START Working data
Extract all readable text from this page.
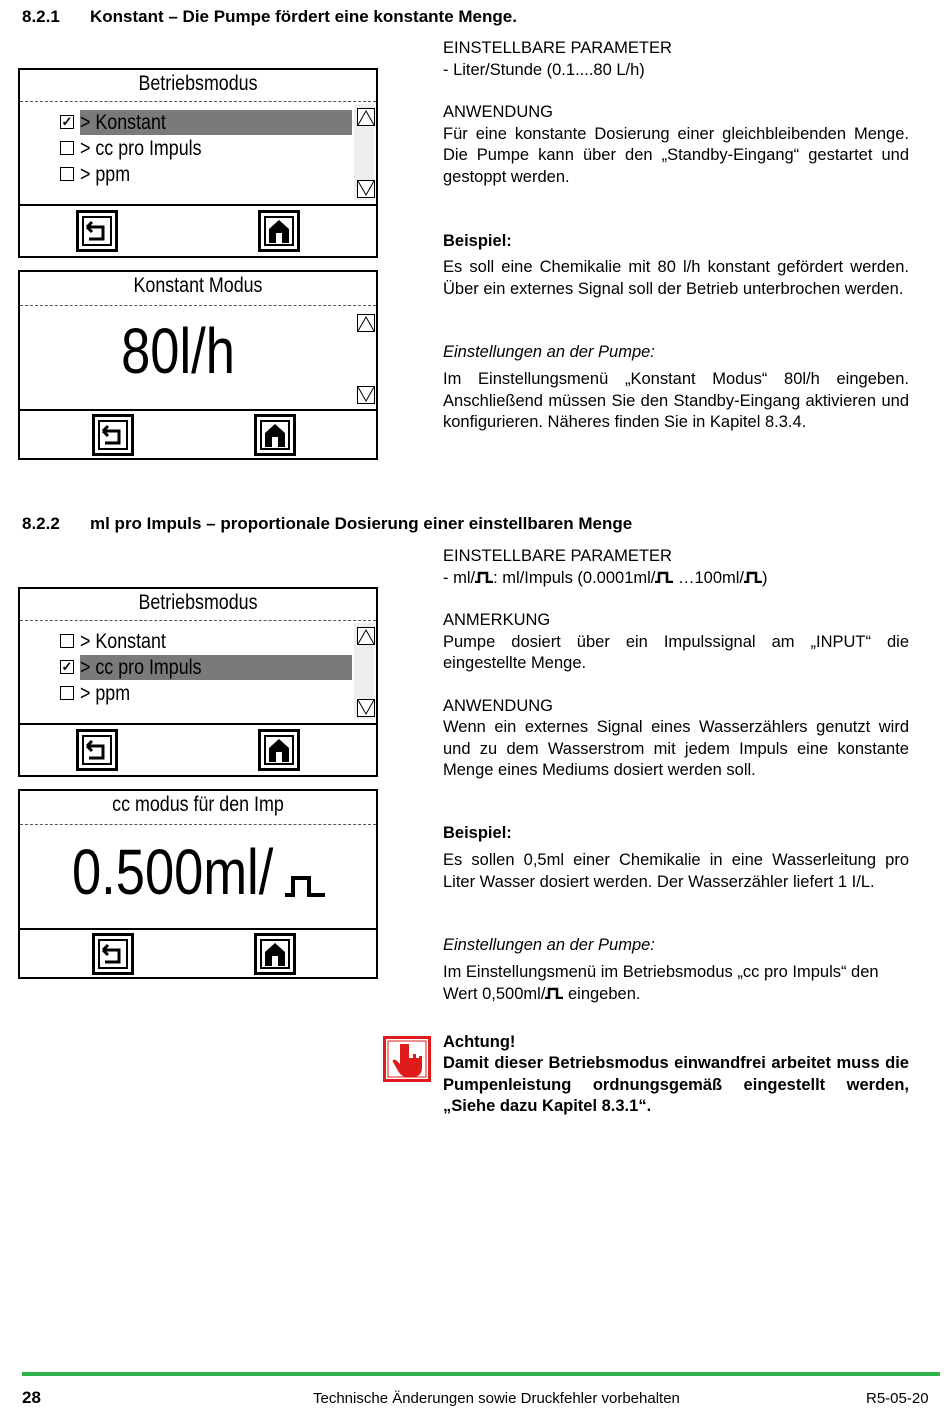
8.2.1 Konstant – Die Pumpe fördert eine konstante Menge.
Betriebsmodus
✓ > Konstant
> cc pro Impuls
> ppm
Konstant Modus
80l/h
EINSTELLBARE PARAMETER
- Liter/Stunde (0.1....80 L/h)
ANWENDUNG
Für eine konstante Dosierung einer gleichbleibenden Menge. Die Pumpe kann über den „Standby-Eingang“ gestartet und gestoppt werden.
Beispiel:
Es soll eine Chemikalie mit 80 l/h konstant gefördert werden. Über ein externes Signal soll der Betrieb unterbrochen werden.
Einstellungen an der Pumpe:
Im Einstellungsmenü „Konstant Modus“ 80l/h eingeben. Anschließend müssen Sie den Standby-Eingang aktivieren und konfigurieren. Näheres finden Sie in Kapitel 8.3.4.
8.2.2 ml pro Impuls – proportionale Dosierung einer einstellbaren Menge
Betriebsmodus
> Konstant
✓ > cc pro Impuls
> ppm
cc modus für den Imp
0.500ml/
EINSTELLBARE PARAMETER
- ml/ : ml/Impuls (0.0001ml/ …100ml/ )
ANMERKUNG
Pumpe dosiert über ein Impulssignal am „INPUT“ die eingestellte Menge.
ANWENDUNG
Wenn ein externes Signal eines Wasserzählers genutzt wird und zu dem Wasserstrom mit jedem Impuls eine konstante Menge eines Mediums dosiert werden soll.
Beispiel:
Es sollen 0,5ml einer Chemikalie in eine Wasserleitung pro Liter Wasser dosiert werden. Der Wasserzähler liefert 1 I/L.
Einstellungen an der Pumpe:
Im Einstellungsmenü im Betriebsmodus „cc pro Impuls“ den Wert 0,500ml/ eingeben.
Achtung!
Damit dieser Betriebsmodus einwandfrei arbeitet muss die Pumpenleistung ordnungsgemäß eingestellt werden, „Siehe dazu Kapitel 8.3.1“.
28	Technische Änderungen sowie Druckfehler vorbehalten	R5-05-20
END Working data
◆ Short exercise: Replicate the material above verbatim; images stay out of the copy.

◆ Output for this exercise:
Extract all readable text from this page.
8.2.1 Konstant – Die Pumpe fördert eine konstante Menge.
Betriebsmodus
✓ > Konstant
> cc pro Impuls
> ppm
Konstant Modus
80l/h
EINSTELLBARE PARAMETER
- Liter/Stunde (0.1....80 L/h)
ANWENDUNG
Für eine konstante Dosierung einer gleichbleibenden Menge. Die Pumpe kann über den „Standby-Eingang“ gestartet und gestoppt werden.
Beispiel:
Es soll eine Chemikalie mit 80 l/h konstant gefördert werden. Über ein externes Signal soll der Betrieb unterbrochen werden.
Einstellungen an der Pumpe:
Im Einstellungsmenü „Konstant Modus“ 80l/h eingeben. Anschließend müssen Sie den Standby-Eingang aktivieren und konfigurieren. Näheres finden Sie in Kapitel 8.3.4.
8.2.2 ml pro Impuls – proportionale Dosierung einer einstellbaren Menge
Betriebsmodus
> Konstant
✓ > cc pro Impuls
> ppm
cc modus für den Imp
0.500ml/
EINSTELLBARE PARAMETER
- ml/ : ml/Impuls (0.0001ml/ …100ml/ )
ANMERKUNG
Pumpe dosiert über ein Impulssignal am „INPUT“ die eingestellte Menge.
ANWENDUNG
Wenn ein externes Signal eines Wasserzählers genutzt wird und zu dem Wasserstrom mit jedem Impuls eine konstante Menge eines Mediums dosiert werden soll.
Beispiel:
Es sollen 0,5ml einer Chemikalie in eine Wasserleitung pro Liter Wasser dosiert werden. Der Wasserzähler liefert 1 I/L.
Einstellungen an der Pumpe:
Im Einstellungsmenü im Betriebsmodus „cc pro Impuls“ den Wert 0,500ml/ eingeben.
Achtung!
Damit dieser Betriebsmodus einwandfrei arbeitet muss die Pumpenleistung ordnungsgemäß eingestellt werden, „Siehe dazu Kapitel 8.3.1“.
28	Technische Änderungen sowie Druckfehler vorbehalten	R5-05-20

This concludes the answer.